# TASK OBJECTIVE
Faithfully return all lines, omitting every embedded picture.

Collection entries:
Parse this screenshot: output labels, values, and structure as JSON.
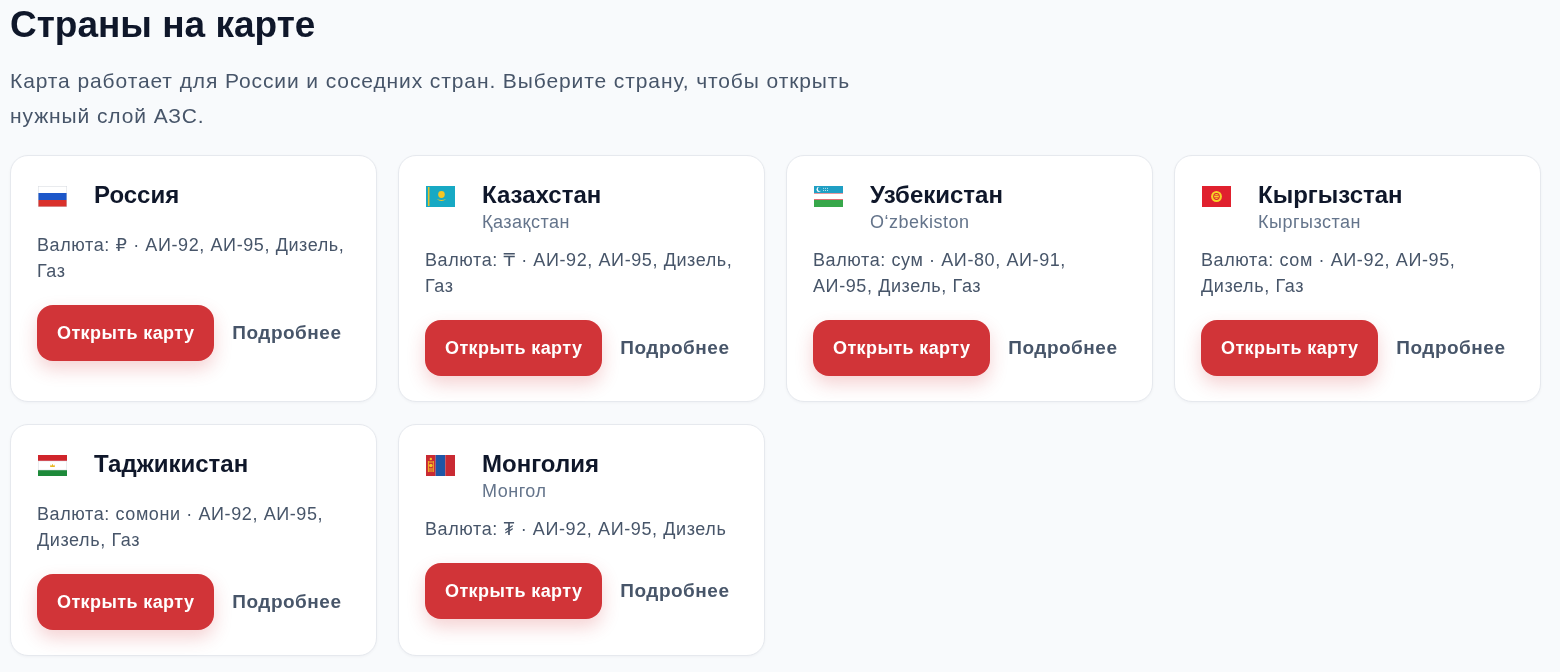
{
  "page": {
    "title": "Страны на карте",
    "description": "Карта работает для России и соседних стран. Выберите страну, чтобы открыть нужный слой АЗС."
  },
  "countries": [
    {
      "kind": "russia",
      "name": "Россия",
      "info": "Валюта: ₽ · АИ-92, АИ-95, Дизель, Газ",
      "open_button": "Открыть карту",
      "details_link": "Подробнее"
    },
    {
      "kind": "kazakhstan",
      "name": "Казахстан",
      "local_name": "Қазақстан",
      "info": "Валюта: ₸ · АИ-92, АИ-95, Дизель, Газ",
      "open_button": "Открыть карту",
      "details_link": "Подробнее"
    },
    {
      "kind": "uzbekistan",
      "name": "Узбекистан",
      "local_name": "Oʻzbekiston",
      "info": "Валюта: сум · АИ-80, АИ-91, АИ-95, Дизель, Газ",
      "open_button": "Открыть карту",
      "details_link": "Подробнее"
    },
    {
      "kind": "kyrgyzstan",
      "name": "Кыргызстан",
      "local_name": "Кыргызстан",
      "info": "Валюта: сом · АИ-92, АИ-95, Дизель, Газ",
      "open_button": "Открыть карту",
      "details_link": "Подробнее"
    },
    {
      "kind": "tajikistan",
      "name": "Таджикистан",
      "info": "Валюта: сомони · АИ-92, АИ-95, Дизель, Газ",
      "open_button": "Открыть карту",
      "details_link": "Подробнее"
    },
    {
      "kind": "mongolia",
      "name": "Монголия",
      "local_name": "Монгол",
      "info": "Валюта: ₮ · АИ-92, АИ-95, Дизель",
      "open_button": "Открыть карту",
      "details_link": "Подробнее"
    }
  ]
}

# TASK RESPONSE
Parse this screenshot: output labels, values, and structure as JSON.
{
  "page": {
    "title": "Страны на карте",
    "description": "Карта работает для России и соседних стран. Выберите страну, чтобы открыть нужный слой АЗС."
  },
  "countries": [
    {
      "kind": "russia",
      "name": "Россия",
      "info": "Валюта: ₽ · АИ-92, АИ-95, Дизель, Газ",
      "open_button": "Открыть карту",
      "details_link": "Подробнее"
    },
    {
      "kind": "kazakhstan",
      "name": "Казахстан",
      "local_name": "Қазақстан",
      "info": "Валюта: ₸ · АИ-92, АИ-95, Дизель, Газ",
      "open_button": "Открыть карту",
      "details_link": "Подробнее"
    },
    {
      "kind": "uzbekistan",
      "name": "Узбекистан",
      "local_name": "Oʻzbekiston",
      "info": "Валюта: сум · АИ-80, АИ-91, АИ-95, Дизель, Газ",
      "open_button": "Открыть карту",
      "details_link": "Подробнее"
    },
    {
      "kind": "kyrgyzstan",
      "name": "Кыргызстан",
      "local_name": "Кыргызстан",
      "info": "Валюта: сом · АИ-92, АИ-95, Дизель, Газ",
      "open_button": "Открыть карту",
      "details_link": "Подробнее"
    },
    {
      "kind": "tajikistan",
      "name": "Таджикистан",
      "info": "Валюта: сомони · АИ-92, АИ-95, Дизель, Газ",
      "open_button": "Открыть карту",
      "details_link": "Подробнее"
    },
    {
      "kind": "mongolia",
      "name": "Монголия",
      "local_name": "Монгол",
      "info": "Валюта: ₮ · АИ-92, АИ-95, Дизель",
      "open_button": "Открыть карту",
      "details_link": "Подробнее"
    }
  ]
}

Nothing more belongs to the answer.